_Problem_
Transcribe the entries that follow exactly as they appear, minus pictures.

_Material provided_
--- --- ---

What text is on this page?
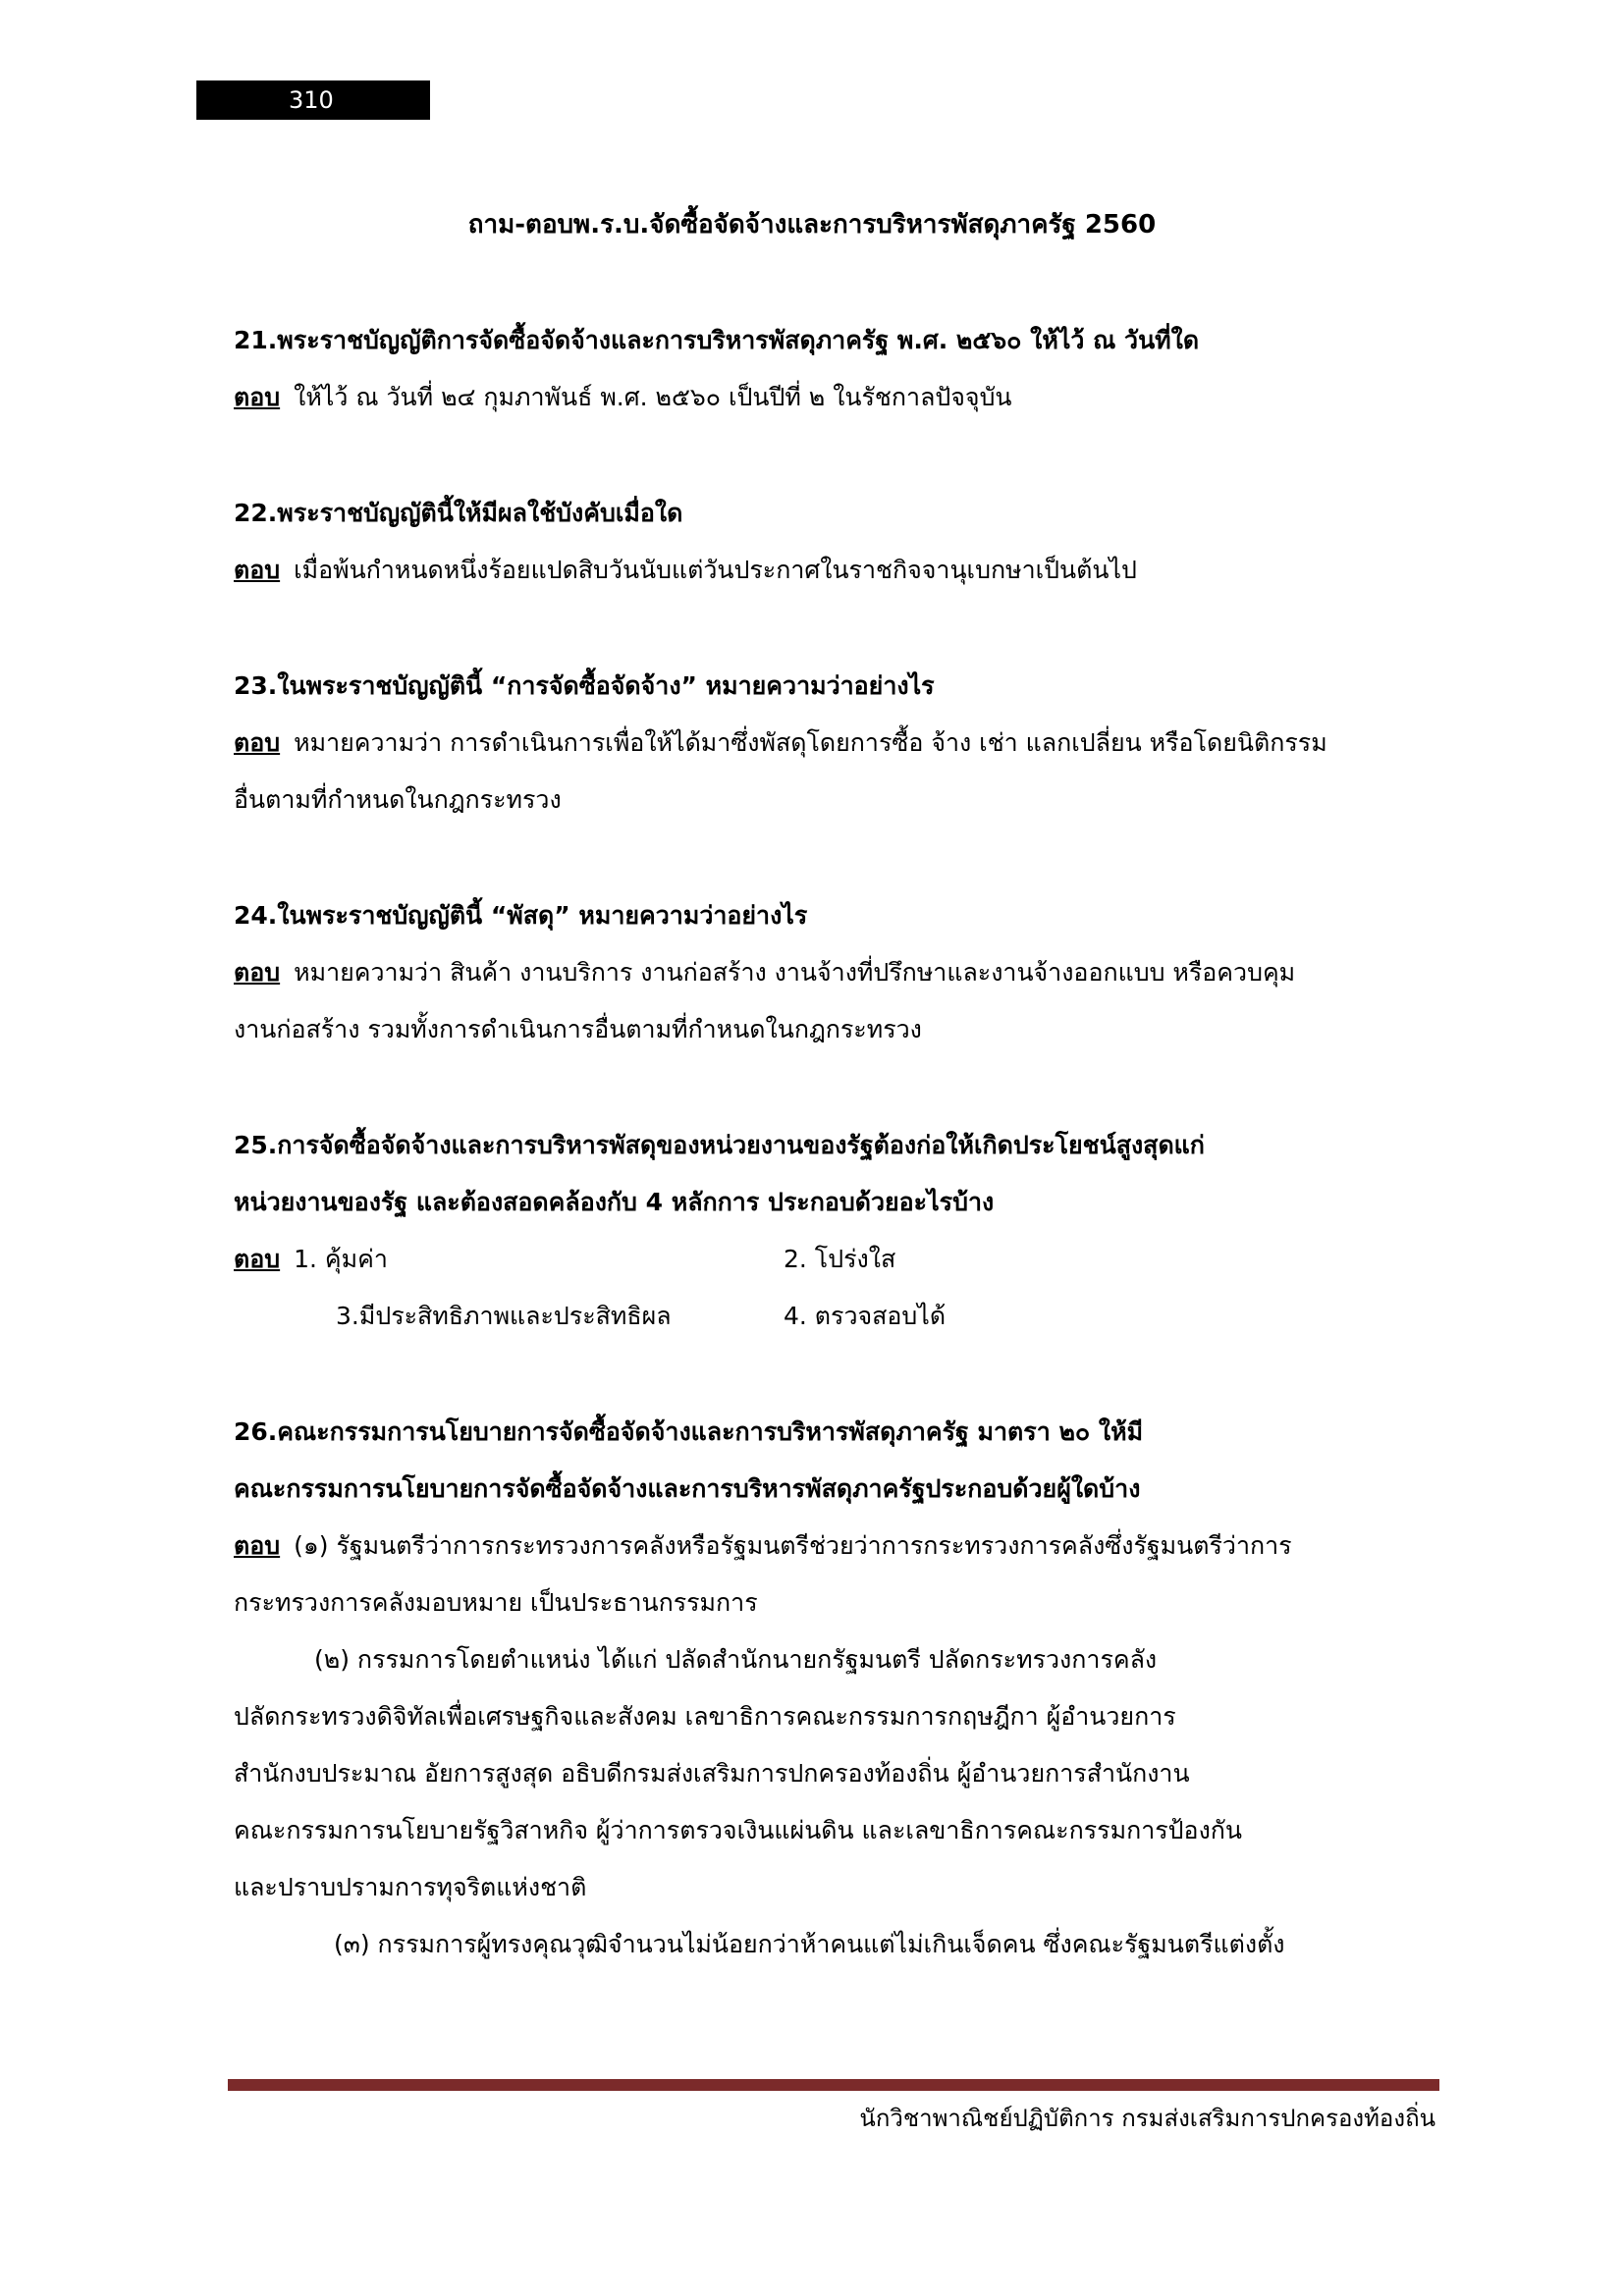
310
ถาม-ตอบพ.ร.บ.จัดซื้อจัดจ้างและการบริหารพัสดุภาครัฐ 2560

21.พระราชบัญญัติการจัดซื้อจัดจ้างและการบริหารพัสดุภาครัฐ พ.ศ. ๒๕๖๐ ให้ไว้ ณ วันที่ใด

ตอบ ให้ไว้ ณ วันที่ ๒๔ กุมภาพันธ์ พ.ศ. ๒๕๖๐ เป็นปีที่ ๒ ในรัชกาลปัจจุบัน

22.พระราชบัญญัตินี้ให้มีผลใช้บังคับเมื่อใด

ตอบ เมื่อพ้นกำหนดหนึ่งร้อยแปดสิบวันนับแต่วันประกาศในราชกิจจานุเบกษาเป็นต้นไป

23.ในพระราชบัญญัตินี้ “การจัดซื้อจัดจ้าง” หมายความว่าอย่างไร

ตอบ หมายความว่า การดำเนินการเพื่อให้ได้มาซึ่งพัสดุโดยการซื้อ จ้าง เช่า แลกเปลี่ยน หรือโดยนิติกรรม

อื่นตามที่กำหนดในกฎกระทรวง

24.ในพระราชบัญญัตินี้ “พัสดุ” หมายความว่าอย่างไร

ตอบ หมายความว่า สินค้า งานบริการ งานก่อสร้าง งานจ้างที่ปรึกษาและงานจ้างออกแบบ หรือควบคุม

งานก่อสร้าง รวมทั้งการดำเนินการอื่นตามที่กำหนดในกฎกระทรวง

25.การจัดซื้อจัดจ้างและการบริหารพัสดุของหน่วยงานของรัฐต้องก่อให้เกิดประโยชน์สูงสุดแก่

หน่วยงานของรัฐ และต้องสอดคล้องกับ 4 หลักการ ประกอบด้วยอะไรบ้าง

ตอบ 1. คุ้มค่า	2. โปร่งใส
3.มีประสิทธิภาพและประสิทธิผล	4. ตรวจสอบได้

26.คณะกรรมการนโยบายการจัดซื้อจัดจ้างและการบริหารพัสดุภาครัฐ มาตรา ๒๐ ให้มี

คณะกรรมการนโยบายการจัดซื้อจัดจ้างและการบริหารพัสดุภาครัฐประกอบด้วยผู้ใดบ้าง

ตอบ (๑) รัฐมนตรีว่าการกระทรวงการคลังหรือรัฐมนตรีช่วยว่าการกระทรวงการคลังซึ่งรัฐมนตรีว่าการ

กระทรวงการคลังมอบหมาย เป็นประธานกรรมการ

(๒) กรรมการโดยตำแหน่ง ได้แก่ ปลัดสำนักนายกรัฐมนตรี ปลัดกระทรวงการคลัง

ปลัดกระทรวงดิจิทัลเพื่อเศรษฐกิจและสังคม เลขาธิการคณะกรรมการกฤษฎีกา ผู้อำนวยการ

สำนักงบประมาณ อัยการสูงสุด อธิบดีกรมส่งเสริมการปกครองท้องถิ่น ผู้อำนวยการสำนักงาน

คณะกรรมการนโยบายรัฐวิสาหกิจ ผู้ว่าการตรวจเงินแผ่นดิน และเลขาธิการคณะกรรมการป้องกัน

และปราบปรามการทุจริตแห่งชาติ

(๓) กรรมการผู้ทรงคุณวุฒิจำนวนไม่น้อยกว่าห้าคนแต่ไม่เกินเจ็ดคน ซึ่งคณะรัฐมนตรีแต่งตั้ง

นักวิชาพาณิชย์ปฏิบัติการ กรมส่งเสริมการปกครองท้องถิ่น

--- --- ---

_Correct response_
What text is on this page?
310
ถาม-ตอบพ.ร.บ.จัดซื้อจัดจ้างและการบริหารพัสดุภาครัฐ 2560

21.พระราชบัญญัติการจัดซื้อจัดจ้างและการบริหารพัสดุภาครัฐ พ.ศ. ๒๕๖๐ ให้ไว้ ณ วันที่ใด

ตอบ ให้ไว้ ณ วันที่ ๒๔ กุมภาพันธ์ พ.ศ. ๒๕๖๐ เป็นปีที่ ๒ ในรัชกาลปัจจุบัน

22.พระราชบัญญัตินี้ให้มีผลใช้บังคับเมื่อใด

ตอบ เมื่อพ้นกำหนดหนึ่งร้อยแปดสิบวันนับแต่วันประกาศในราชกิจจานุเบกษาเป็นต้นไป

23.ในพระราชบัญญัตินี้ “การจัดซื้อจัดจ้าง” หมายความว่าอย่างไร

ตอบ หมายความว่า การดำเนินการเพื่อให้ได้มาซึ่งพัสดุโดยการซื้อ จ้าง เช่า แลกเปลี่ยน หรือโดยนิติกรรม

อื่นตามที่กำหนดในกฎกระทรวง

24.ในพระราชบัญญัตินี้ “พัสดุ” หมายความว่าอย่างไร

ตอบ หมายความว่า สินค้า งานบริการ งานก่อสร้าง งานจ้างที่ปรึกษาและงานจ้างออกแบบ หรือควบคุม

งานก่อสร้าง รวมทั้งการดำเนินการอื่นตามที่กำหนดในกฎกระทรวง

25.การจัดซื้อจัดจ้างและการบริหารพัสดุของหน่วยงานของรัฐต้องก่อให้เกิดประโยชน์สูงสุดแก่

หน่วยงานของรัฐ และต้องสอดคล้องกับ 4 หลักการ ประกอบด้วยอะไรบ้าง

ตอบ 1. คุ้มค่า	2. โปร่งใส
3.มีประสิทธิภาพและประสิทธิผล	4. ตรวจสอบได้

26.คณะกรรมการนโยบายการจัดซื้อจัดจ้างและการบริหารพัสดุภาครัฐ มาตรา ๒๐ ให้มี

คณะกรรมการนโยบายการจัดซื้อจัดจ้างและการบริหารพัสดุภาครัฐประกอบด้วยผู้ใดบ้าง

ตอบ (๑) รัฐมนตรีว่าการกระทรวงการคลังหรือรัฐมนตรีช่วยว่าการกระทรวงการคลังซึ่งรัฐมนตรีว่าการ

กระทรวงการคลังมอบหมาย เป็นประธานกรรมการ

(๒) กรรมการโดยตำแหน่ง ได้แก่ ปลัดสำนักนายกรัฐมนตรี ปลัดกระทรวงการคลัง

ปลัดกระทรวงดิจิทัลเพื่อเศรษฐกิจและสังคม เลขาธิการคณะกรรมการกฤษฎีกา ผู้อำนวยการ

สำนักงบประมาณ อัยการสูงสุด อธิบดีกรมส่งเสริมการปกครองท้องถิ่น ผู้อำนวยการสำนักงาน

คณะกรรมการนโยบายรัฐวิสาหกิจ ผู้ว่าการตรวจเงินแผ่นดิน และเลขาธิการคณะกรรมการป้องกัน

และปราบปรามการทุจริตแห่งชาติ

(๓) กรรมการผู้ทรงคุณวุฒิจำนวนไม่น้อยกว่าห้าคนแต่ไม่เกินเจ็ดคน ซึ่งคณะรัฐมนตรีแต่งตั้ง

นักวิชาพาณิชย์ปฏิบัติการ กรมส่งเสริมการปกครองท้องถิ่น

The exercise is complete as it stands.